OBJECTIVE.
Filter the entries below, keeping only lines with the word "alimentazione".
-- start --
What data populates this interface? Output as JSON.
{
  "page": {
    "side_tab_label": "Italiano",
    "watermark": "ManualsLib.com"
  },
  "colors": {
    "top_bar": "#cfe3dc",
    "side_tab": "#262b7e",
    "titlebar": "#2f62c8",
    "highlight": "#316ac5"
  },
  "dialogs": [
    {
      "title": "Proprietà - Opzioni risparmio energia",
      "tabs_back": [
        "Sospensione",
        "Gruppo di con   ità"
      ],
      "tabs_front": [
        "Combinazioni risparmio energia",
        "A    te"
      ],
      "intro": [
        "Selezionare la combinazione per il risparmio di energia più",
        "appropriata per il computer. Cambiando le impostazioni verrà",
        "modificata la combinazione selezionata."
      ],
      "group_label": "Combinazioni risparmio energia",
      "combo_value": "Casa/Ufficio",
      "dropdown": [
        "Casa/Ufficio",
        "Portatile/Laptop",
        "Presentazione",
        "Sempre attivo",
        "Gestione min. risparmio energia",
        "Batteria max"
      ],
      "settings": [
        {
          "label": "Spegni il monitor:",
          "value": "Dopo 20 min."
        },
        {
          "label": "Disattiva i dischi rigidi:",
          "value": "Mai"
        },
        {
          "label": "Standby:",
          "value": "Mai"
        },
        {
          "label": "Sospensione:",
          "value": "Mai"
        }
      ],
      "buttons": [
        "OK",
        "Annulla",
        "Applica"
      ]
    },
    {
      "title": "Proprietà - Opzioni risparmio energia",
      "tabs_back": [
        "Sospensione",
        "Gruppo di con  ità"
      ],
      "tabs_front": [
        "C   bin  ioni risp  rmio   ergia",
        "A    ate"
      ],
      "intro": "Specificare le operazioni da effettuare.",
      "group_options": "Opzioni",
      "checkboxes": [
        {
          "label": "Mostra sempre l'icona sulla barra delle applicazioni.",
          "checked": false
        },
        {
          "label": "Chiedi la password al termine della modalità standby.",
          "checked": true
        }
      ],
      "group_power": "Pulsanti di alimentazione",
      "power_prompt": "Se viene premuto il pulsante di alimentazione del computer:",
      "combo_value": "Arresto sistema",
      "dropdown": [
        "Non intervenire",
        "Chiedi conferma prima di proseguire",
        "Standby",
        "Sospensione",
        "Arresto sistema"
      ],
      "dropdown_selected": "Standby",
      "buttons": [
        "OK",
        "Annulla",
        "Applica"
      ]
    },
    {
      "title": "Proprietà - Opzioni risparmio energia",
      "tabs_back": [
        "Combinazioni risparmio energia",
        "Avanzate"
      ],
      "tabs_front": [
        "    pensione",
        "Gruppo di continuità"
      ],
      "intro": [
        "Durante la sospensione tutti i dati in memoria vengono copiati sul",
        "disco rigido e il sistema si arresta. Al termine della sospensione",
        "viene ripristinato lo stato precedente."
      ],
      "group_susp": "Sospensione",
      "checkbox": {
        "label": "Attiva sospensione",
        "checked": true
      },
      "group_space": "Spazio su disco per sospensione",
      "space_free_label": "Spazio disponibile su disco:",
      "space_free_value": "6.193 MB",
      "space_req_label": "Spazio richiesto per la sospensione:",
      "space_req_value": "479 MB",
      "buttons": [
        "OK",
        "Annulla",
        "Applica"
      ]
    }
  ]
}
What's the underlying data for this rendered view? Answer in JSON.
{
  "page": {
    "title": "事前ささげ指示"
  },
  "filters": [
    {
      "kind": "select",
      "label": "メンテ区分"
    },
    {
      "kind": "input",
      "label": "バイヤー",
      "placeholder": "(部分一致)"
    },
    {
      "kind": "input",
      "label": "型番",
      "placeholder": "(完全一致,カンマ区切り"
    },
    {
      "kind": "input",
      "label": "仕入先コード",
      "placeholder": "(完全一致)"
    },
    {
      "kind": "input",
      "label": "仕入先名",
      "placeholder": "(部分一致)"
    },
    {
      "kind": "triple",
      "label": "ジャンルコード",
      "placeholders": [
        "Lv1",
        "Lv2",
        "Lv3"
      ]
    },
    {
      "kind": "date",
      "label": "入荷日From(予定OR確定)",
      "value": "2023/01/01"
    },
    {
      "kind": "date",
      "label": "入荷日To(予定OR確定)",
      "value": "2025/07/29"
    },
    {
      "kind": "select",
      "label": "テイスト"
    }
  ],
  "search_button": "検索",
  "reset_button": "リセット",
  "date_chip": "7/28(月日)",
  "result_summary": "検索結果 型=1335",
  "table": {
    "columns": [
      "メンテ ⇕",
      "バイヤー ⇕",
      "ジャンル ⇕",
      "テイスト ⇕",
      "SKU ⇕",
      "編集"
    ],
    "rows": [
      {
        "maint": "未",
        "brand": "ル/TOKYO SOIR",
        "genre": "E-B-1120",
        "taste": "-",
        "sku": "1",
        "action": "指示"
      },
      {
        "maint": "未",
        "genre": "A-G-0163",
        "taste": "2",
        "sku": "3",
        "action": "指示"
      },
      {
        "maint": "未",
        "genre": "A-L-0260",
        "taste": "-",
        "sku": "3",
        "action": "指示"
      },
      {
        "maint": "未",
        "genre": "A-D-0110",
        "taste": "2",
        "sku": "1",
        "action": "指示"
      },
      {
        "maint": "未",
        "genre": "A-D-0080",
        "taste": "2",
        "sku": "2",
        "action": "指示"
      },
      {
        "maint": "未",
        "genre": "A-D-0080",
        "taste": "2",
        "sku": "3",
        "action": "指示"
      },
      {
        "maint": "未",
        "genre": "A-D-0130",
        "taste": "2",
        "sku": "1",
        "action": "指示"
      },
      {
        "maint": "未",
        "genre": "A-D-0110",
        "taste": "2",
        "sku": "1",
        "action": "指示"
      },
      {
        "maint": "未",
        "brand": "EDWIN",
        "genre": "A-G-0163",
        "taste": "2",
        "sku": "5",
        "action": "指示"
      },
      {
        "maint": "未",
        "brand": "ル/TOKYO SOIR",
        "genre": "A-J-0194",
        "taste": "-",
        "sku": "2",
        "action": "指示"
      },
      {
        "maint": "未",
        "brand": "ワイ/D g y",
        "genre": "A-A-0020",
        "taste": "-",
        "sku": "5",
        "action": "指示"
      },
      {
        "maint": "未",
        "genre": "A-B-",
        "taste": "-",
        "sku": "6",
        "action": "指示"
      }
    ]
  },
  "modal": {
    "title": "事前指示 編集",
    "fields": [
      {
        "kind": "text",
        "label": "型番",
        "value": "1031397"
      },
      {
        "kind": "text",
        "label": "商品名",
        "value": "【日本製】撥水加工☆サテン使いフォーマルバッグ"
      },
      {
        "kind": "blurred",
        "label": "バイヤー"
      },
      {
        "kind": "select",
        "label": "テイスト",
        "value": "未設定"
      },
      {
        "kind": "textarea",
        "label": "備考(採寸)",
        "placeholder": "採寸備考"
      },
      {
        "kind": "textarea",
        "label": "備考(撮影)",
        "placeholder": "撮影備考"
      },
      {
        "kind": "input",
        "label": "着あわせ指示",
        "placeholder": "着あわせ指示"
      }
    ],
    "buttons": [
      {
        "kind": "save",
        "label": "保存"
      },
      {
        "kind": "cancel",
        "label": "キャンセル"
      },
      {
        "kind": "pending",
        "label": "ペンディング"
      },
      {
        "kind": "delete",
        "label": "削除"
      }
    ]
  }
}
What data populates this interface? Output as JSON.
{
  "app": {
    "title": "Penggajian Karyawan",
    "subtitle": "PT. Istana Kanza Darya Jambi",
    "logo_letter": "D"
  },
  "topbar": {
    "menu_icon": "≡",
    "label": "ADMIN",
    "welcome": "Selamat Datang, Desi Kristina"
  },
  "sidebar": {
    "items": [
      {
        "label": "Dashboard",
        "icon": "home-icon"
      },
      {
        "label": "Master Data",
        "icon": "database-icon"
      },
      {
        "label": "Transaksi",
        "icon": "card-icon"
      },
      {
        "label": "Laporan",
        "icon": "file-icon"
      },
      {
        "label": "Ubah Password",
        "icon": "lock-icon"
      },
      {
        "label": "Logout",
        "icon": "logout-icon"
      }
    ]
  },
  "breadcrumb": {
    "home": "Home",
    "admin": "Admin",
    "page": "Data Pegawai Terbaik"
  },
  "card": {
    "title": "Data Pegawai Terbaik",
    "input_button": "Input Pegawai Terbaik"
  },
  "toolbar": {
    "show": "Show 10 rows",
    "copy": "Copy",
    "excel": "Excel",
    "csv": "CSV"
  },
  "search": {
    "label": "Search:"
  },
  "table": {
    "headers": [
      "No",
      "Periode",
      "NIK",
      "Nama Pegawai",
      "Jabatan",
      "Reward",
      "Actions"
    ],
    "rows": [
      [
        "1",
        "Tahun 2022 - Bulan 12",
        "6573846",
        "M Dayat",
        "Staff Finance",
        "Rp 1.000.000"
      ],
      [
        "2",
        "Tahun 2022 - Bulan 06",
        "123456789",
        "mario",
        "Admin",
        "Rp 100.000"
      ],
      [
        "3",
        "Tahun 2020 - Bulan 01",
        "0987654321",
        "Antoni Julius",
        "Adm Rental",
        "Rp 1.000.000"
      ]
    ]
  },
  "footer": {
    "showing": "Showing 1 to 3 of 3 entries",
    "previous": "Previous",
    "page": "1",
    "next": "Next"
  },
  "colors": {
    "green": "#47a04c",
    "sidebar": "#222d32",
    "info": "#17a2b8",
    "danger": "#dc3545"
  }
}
-- end --
RESPONSE TO THE TASK.
      "group_power": "Pulsanti di alimentazione",
      "power_prompt": "Se viene premuto il pulsante di alimentazione del computer:",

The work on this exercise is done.